▶ Exercise aim
In this exercise, reproduce all the entries that follow exactly.

──────────────────────────────

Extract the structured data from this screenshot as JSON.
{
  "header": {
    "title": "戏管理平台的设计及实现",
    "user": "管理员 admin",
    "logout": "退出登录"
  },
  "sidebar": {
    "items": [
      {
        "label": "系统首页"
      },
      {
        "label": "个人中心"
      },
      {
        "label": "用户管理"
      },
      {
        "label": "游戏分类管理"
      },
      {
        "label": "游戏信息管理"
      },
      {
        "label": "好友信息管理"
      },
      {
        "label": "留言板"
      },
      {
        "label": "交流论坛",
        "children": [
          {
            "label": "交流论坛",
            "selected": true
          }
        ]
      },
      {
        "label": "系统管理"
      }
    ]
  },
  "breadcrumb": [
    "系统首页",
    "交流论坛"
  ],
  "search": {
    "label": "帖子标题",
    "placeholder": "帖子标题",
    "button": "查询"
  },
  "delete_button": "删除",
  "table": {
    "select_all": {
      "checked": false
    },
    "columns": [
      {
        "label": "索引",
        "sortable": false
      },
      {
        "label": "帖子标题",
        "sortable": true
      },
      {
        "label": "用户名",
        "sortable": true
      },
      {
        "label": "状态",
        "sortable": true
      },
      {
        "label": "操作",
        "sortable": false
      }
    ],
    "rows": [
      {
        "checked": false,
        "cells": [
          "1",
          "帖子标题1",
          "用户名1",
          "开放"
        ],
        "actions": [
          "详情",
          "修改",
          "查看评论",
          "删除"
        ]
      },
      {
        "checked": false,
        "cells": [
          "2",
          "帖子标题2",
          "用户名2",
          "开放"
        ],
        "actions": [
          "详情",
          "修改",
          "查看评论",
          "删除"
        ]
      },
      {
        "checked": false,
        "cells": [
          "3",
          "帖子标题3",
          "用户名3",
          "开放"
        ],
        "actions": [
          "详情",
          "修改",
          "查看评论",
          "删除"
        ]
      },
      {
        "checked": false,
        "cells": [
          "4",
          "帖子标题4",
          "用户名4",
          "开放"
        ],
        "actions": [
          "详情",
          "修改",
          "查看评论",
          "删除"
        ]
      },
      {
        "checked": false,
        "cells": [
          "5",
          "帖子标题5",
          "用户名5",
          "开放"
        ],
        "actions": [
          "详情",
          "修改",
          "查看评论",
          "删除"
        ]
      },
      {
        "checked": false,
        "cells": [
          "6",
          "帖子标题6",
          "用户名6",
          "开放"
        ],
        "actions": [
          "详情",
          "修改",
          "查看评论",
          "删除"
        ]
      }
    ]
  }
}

──────────────────────────────

▶ Response to the task
Extract the structured data from this screenshot as JSON.
{
  "header": {
    "title": "戏管理平台的设计及实现",
    "user": "管理员 admin",
    "logout": "退出登录"
  },
  "sidebar": {
    "items": [
      {
        "label": "系统首页"
      },
      {
        "label": "个人中心"
      },
      {
        "label": "用户管理"
      },
      {
        "label": "游戏分类管理"
      },
      {
        "label": "游戏信息管理"
      },
      {
        "label": "好友信息管理"
      },
      {
        "label": "留言板"
      },
      {
        "label": "交流论坛",
        "children": [
          {
            "label": "交流论坛",
            "selected": true
          }
        ]
      },
      {
        "label": "系统管理"
      }
    ]
  },
  "breadcrumb": [
    "系统首页",
    "交流论坛"
  ],
  "search": {
    "label": "帖子标题",
    "placeholder": "帖子标题",
    "button": "查询"
  },
  "delete_button": "删除",
  "table": {
    "select_all": {
      "checked": false
    },
    "columns": [
      {
        "label": "索引",
        "sortable": false
      },
      {
        "label": "帖子标题",
        "sortable": true
      },
      {
        "label": "用户名",
        "sortable": true
      },
      {
        "label": "状态",
        "sortable": true
      },
      {
        "label": "操作",
        "sortable": false
      }
    ],
    "rows": [
      {
        "checked": false,
        "cells": [
          "1",
          "帖子标题1",
          "用户名1",
          "开放"
        ],
        "actions": [
          "详情",
          "修改",
          "查看评论",
          "删除"
        ]
      },
      {
        "checked": false,
        "cells": [
          "2",
          "帖子标题2",
          "用户名2",
          "开放"
        ],
        "actions": [
          "详情",
          "修改",
          "查看评论",
          "删除"
        ]
      },
      {
        "checked": false,
        "cells": [
          "3",
          "帖子标题3",
          "用户名3",
          "开放"
        ],
        "actions": [
          "详情",
          "修改",
          "查看评论",
          "删除"
        ]
      },
      {
        "checked": false,
        "cells": [
          "4",
          "帖子标题4",
          "用户名4",
          "开放"
        ],
        "actions": [
          "详情",
          "修改",
          "查看评论",
          "删除"
        ]
      },
      {
        "checked": false,
        "cells": [
          "5",
          "帖子标题5",
          "用户名5",
          "开放"
        ],
        "actions": [
          "详情",
          "修改",
          "查看评论",
          "删除"
        ]
      },
      {
        "checked": false,
        "cells": [
          "6",
          "帖子标题6",
          "用户名6",
          "开放"
        ],
        "actions": [
          "详情",
          "修改",
          "查看评论",
          "删除"
        ]
      }
    ]
  }
}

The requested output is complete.